■ Istruzioni e requisiti: Che cos'è l'Italian Race secondo il blocco di testo? Per favore, rispondi con una sola frase.

■ Blocco di testo:
⁂

Ma il folle piano del Ballerino sembra funzionare: Giulia migliora a ogni gara, si posiziona sempre meglio, guadagna punti.

 

Manca una sola gara. Vincere o perdere (la casa). E’ tutto nelle mani di Giulia.
Ma l’irresponsabilità di Loris è sempre in agguato, dietro l’angolo, ad attendere che l’idillio instaurato – precariamente – finalmente vacilli e che il castello di sabbia crolli miseramente su se stesso. Chi troppo vuole nulla stringe. E a rimetterci non sempre è chi lo merita.
Laggiù, al confine con l’orizzonte, resta una sola, letale e marcia possibilità per la redenzione di Loris: l’Italian Race, corsa illegale dispensatrice di morte, fatta apposta per i disperati veri, quelli come Loris il Ballerino il quale, per l’ennesima volta nella vita, corre il rischio e si gioca tutto.

⁂

■ Record forniti:
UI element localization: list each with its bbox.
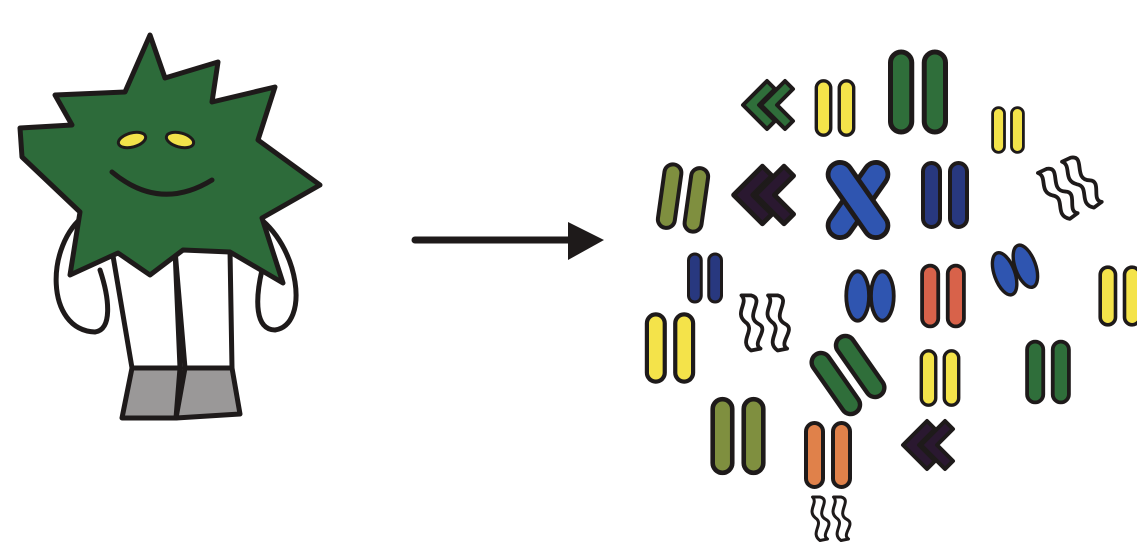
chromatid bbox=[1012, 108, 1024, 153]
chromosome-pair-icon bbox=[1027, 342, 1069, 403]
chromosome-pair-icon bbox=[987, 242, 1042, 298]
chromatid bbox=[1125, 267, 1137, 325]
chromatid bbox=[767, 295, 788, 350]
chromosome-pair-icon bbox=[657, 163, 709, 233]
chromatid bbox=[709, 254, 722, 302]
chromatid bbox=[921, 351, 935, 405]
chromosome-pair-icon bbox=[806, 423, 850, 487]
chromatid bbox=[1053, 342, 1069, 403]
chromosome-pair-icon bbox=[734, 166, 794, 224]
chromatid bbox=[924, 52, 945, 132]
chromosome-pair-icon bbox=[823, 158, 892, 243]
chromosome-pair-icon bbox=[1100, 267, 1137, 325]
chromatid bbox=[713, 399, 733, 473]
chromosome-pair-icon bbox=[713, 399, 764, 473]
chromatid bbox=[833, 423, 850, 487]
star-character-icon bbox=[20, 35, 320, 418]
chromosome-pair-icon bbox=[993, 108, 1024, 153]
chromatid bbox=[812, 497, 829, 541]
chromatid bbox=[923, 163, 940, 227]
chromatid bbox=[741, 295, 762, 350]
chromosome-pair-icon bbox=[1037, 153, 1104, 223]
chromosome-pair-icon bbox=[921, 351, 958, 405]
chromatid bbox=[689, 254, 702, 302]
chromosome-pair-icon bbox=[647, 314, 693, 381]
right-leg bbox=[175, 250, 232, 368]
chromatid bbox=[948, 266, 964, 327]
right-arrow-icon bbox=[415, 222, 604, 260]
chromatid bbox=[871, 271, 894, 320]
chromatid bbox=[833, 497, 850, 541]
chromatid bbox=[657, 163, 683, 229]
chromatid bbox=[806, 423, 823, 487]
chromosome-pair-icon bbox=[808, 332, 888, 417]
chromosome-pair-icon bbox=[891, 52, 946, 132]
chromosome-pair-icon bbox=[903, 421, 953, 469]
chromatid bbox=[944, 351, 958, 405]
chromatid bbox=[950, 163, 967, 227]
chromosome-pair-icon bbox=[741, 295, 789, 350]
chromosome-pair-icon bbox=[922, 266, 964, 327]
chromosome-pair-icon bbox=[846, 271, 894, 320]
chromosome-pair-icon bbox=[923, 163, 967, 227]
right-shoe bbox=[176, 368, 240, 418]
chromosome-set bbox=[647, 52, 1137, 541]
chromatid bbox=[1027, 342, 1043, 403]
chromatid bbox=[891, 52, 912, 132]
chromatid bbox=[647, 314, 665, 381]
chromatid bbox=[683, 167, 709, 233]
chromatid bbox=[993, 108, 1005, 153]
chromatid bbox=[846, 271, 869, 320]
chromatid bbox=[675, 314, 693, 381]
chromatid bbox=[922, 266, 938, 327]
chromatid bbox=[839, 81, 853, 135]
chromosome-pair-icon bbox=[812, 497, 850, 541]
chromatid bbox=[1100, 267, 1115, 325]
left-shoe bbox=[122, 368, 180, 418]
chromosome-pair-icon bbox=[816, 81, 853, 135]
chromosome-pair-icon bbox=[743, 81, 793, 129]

⁂

■ Risposta di seguito: È una corsa illegale dispensatrice di morte, fatta apposta per i disperati veri.